REQUIREMENT — Reproduce every entry exactly as shown.

RECORDS —
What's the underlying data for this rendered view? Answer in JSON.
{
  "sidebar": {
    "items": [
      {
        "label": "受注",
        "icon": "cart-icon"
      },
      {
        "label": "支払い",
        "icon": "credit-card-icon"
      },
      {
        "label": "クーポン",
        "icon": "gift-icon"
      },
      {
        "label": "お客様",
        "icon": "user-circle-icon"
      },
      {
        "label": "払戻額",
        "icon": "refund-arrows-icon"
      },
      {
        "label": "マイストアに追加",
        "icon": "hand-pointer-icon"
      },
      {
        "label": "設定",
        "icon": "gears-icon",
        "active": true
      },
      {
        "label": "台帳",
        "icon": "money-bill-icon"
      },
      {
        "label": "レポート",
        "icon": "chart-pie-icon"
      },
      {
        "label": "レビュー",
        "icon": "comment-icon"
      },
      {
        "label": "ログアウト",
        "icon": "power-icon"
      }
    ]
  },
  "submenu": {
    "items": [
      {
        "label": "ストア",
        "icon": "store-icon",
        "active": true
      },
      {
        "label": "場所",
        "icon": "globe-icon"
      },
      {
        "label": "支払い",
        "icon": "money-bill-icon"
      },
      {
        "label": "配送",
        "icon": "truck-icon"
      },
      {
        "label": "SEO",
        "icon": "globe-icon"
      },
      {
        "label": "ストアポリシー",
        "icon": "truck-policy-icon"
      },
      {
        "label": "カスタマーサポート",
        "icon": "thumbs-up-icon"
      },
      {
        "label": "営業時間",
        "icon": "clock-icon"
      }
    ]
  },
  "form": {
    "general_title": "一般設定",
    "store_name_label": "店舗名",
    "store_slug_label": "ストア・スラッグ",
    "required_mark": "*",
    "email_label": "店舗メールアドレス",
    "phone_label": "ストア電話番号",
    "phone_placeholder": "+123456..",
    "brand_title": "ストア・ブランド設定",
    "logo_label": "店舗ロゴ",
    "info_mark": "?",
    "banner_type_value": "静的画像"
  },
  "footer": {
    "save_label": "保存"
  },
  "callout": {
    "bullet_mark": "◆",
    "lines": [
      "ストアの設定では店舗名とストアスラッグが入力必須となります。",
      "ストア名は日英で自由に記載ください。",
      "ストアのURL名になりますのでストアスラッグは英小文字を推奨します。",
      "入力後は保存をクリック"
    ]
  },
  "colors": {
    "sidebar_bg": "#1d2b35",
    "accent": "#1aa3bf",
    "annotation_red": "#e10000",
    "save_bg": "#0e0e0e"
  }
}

ANSWER TO THE TASK —
What's the underlying data for this rendered view? Answer in JSON.
{
  "sidebar": {
    "items": [
      {
        "label": "受注",
        "icon": "cart-icon"
      },
      {
        "label": "支払い",
        "icon": "credit-card-icon"
      },
      {
        "label": "クーポン",
        "icon": "gift-icon"
      },
      {
        "label": "お客様",
        "icon": "user-circle-icon"
      },
      {
        "label": "払戻額",
        "icon": "refund-arrows-icon"
      },
      {
        "label": "マイストアに追加",
        "icon": "hand-pointer-icon"
      },
      {
        "label": "設定",
        "icon": "gears-icon",
        "active": true
      },
      {
        "label": "台帳",
        "icon": "money-bill-icon"
      },
      {
        "label": "レポート",
        "icon": "chart-pie-icon"
      },
      {
        "label": "レビュー",
        "icon": "comment-icon"
      },
      {
        "label": "ログアウト",
        "icon": "power-icon"
      }
    ]
  },
  "submenu": {
    "items": [
      {
        "label": "ストア",
        "icon": "store-icon",
        "active": true
      },
      {
        "label": "場所",
        "icon": "globe-icon"
      },
      {
        "label": "支払い",
        "icon": "money-bill-icon"
      },
      {
        "label": "配送",
        "icon": "truck-icon"
      },
      {
        "label": "SEO",
        "icon": "globe-icon"
      },
      {
        "label": "ストアポリシー",
        "icon": "truck-policy-icon"
      },
      {
        "label": "カスタマーサポート",
        "icon": "thumbs-up-icon"
      },
      {
        "label": "営業時間",
        "icon": "clock-icon"
      }
    ]
  },
  "form": {
    "general_title": "一般設定",
    "store_name_label": "店舗名",
    "store_slug_label": "ストア・スラッグ",
    "required_mark": "*",
    "email_label": "店舗メールアドレス",
    "phone_label": "ストア電話番号",
    "phone_placeholder": "+123456..",
    "brand_title": "ストア・ブランド設定",
    "logo_label": "店舗ロゴ",
    "info_mark": "?",
    "banner_type_value": "静的画像"
  },
  "footer": {
    "save_label": "保存"
  },
  "callout": {
    "bullet_mark": "◆",
    "lines": [
      "ストアの設定では店舗名とストアスラッグが入力必須となります。",
      "ストア名は日英で自由に記載ください。",
      "ストアのURL名になりますのでストアスラッグは英小文字を推奨します。",
      "入力後は保存をクリック"
    ]
  },
  "colors": {
    "sidebar_bg": "#1d2b35",
    "accent": "#1aa3bf",
    "annotation_red": "#e10000",
    "save_bg": "#0e0e0e"
  }
}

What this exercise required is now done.